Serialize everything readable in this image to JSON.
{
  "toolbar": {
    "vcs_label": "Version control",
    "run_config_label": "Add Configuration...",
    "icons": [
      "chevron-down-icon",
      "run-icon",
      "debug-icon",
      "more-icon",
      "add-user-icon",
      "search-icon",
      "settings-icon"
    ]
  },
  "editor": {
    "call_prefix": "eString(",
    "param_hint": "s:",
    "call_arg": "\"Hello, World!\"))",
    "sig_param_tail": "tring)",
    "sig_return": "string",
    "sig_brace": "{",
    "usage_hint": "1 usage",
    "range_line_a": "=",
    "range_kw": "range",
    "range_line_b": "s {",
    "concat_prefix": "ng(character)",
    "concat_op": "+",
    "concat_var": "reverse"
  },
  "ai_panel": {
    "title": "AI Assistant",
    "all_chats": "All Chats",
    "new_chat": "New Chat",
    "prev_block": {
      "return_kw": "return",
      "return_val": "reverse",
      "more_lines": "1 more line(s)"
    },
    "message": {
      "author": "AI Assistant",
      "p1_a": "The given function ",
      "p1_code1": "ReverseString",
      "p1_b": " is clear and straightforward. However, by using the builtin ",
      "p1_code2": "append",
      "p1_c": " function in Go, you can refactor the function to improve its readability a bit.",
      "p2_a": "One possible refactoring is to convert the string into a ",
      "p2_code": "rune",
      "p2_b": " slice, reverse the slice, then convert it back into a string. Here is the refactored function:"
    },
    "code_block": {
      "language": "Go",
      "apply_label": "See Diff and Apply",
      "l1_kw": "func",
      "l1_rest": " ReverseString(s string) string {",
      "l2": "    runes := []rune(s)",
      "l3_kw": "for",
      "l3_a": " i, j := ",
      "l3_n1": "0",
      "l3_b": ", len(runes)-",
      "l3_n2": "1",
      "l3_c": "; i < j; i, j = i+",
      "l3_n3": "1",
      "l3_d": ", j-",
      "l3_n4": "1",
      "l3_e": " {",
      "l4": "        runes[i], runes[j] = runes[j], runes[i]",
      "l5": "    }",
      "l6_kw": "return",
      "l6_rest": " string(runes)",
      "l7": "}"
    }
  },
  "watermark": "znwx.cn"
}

__DIRECTIVE__:
Lines that include the word "convert" — how many are there in the data? Answer with the number alone.

__TASK OUTPUT__:
2